▶ GOAL
Pick out every line of the entries below where "hier" occurs, and copy those lines.

▶ MATERIAL SUPPLIED
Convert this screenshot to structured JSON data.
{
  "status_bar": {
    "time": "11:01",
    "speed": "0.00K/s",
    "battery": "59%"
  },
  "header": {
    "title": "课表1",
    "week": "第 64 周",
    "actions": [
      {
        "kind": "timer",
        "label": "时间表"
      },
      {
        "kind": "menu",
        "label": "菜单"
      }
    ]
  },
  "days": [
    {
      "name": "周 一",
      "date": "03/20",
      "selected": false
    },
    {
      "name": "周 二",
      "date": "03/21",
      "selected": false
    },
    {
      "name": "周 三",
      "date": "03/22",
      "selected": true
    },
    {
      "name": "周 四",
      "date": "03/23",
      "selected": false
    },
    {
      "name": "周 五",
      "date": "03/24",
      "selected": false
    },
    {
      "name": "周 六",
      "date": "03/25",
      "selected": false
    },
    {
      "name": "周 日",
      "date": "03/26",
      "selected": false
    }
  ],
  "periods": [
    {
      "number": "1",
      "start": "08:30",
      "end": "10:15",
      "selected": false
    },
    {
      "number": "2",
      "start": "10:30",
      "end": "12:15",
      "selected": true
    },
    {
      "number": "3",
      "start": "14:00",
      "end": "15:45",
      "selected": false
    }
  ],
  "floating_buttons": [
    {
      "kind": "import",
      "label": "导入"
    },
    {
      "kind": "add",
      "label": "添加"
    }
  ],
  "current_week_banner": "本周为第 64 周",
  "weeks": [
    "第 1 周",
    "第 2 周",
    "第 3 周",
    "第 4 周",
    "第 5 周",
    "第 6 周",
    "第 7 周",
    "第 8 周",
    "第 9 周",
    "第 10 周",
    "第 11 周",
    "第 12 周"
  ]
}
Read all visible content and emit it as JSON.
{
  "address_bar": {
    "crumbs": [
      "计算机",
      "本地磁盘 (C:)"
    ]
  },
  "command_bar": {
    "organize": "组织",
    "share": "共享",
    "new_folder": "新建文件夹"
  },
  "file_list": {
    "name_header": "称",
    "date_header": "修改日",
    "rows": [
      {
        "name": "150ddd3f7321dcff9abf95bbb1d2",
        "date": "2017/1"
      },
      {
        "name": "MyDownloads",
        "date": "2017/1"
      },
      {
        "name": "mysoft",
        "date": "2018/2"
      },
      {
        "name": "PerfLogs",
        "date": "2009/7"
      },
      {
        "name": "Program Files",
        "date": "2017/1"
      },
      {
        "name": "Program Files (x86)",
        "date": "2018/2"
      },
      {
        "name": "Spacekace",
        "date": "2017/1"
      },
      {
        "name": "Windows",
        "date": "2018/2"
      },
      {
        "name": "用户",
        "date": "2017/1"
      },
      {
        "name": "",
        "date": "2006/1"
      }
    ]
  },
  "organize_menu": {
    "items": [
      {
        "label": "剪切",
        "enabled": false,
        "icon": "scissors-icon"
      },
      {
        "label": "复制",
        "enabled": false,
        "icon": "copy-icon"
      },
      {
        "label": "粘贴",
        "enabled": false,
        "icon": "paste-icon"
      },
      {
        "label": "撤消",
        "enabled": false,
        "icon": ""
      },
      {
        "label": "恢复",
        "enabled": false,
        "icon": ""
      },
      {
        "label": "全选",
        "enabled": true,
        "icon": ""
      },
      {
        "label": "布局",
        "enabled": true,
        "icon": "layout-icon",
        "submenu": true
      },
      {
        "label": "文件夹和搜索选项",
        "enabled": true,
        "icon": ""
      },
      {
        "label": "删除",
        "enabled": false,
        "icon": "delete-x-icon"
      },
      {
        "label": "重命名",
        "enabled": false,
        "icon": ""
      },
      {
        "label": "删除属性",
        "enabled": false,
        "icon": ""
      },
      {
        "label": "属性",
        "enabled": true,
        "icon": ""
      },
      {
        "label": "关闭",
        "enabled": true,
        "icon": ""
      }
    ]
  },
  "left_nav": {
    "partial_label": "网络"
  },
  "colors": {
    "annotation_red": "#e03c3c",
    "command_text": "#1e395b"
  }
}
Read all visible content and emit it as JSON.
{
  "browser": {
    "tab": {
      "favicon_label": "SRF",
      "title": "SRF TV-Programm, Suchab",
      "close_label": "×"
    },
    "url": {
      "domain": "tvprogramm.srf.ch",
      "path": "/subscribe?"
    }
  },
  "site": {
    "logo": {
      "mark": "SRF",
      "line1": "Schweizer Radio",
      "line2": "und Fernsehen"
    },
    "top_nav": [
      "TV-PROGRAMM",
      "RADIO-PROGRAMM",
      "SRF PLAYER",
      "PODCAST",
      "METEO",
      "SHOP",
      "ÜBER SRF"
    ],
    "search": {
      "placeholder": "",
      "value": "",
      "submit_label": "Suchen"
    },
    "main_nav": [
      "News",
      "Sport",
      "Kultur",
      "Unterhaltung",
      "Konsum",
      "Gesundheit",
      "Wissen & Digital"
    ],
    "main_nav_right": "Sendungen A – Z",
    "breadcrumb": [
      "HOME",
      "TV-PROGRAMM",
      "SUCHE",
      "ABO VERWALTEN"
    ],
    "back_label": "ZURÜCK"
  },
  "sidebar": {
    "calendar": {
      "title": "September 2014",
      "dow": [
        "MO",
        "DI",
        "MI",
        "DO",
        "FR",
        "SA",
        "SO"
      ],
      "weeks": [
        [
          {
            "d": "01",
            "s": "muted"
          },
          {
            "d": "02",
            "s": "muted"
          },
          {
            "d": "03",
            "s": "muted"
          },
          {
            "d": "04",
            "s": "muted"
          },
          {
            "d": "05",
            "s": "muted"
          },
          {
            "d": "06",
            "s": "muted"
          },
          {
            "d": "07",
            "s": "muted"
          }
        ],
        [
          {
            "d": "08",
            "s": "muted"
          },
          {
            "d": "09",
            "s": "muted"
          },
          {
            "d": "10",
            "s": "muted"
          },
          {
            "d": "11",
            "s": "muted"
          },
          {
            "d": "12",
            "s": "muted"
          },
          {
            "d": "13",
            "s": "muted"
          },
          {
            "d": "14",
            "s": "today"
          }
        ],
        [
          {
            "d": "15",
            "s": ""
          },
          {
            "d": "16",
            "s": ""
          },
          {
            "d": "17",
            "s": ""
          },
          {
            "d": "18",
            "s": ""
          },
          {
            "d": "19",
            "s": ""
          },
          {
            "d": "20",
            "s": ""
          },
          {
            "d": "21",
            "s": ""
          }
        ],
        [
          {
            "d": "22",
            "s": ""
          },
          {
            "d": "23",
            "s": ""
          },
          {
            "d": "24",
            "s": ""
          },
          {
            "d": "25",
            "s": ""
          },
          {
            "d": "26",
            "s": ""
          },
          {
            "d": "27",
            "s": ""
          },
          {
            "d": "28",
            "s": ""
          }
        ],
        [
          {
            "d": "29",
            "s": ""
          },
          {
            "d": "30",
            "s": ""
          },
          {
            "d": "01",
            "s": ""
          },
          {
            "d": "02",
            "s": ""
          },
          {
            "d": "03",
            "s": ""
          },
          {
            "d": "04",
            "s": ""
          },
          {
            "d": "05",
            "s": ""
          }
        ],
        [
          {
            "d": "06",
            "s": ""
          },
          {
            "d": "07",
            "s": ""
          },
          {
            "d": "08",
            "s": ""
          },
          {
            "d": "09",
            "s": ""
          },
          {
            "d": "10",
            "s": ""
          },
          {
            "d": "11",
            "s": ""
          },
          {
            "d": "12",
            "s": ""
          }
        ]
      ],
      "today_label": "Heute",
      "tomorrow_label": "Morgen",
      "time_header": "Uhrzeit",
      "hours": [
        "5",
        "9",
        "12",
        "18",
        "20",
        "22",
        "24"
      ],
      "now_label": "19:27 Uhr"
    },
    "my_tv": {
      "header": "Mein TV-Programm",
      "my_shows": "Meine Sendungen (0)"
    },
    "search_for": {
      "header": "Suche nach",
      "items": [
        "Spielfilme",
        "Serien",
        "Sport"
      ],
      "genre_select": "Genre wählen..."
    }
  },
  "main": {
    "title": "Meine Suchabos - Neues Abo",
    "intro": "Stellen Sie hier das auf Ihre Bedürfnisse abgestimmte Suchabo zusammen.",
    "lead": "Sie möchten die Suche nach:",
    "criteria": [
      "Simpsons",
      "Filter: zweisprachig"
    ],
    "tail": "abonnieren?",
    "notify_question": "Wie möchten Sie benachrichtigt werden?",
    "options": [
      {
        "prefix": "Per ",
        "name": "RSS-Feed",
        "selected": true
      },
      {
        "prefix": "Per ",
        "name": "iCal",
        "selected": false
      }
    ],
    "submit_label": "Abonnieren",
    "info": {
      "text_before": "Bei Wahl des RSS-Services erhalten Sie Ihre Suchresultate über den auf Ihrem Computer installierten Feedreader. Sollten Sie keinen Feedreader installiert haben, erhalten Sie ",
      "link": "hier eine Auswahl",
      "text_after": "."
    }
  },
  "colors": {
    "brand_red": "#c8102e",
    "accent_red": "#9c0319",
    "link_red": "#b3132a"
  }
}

▶ CORRECT ANSWER
    "intro": "Stellen Sie hier das auf Ihre Bedürfnisse abgestimmte Suchabo zusammen.",
      "link": "hier eine Auswahl",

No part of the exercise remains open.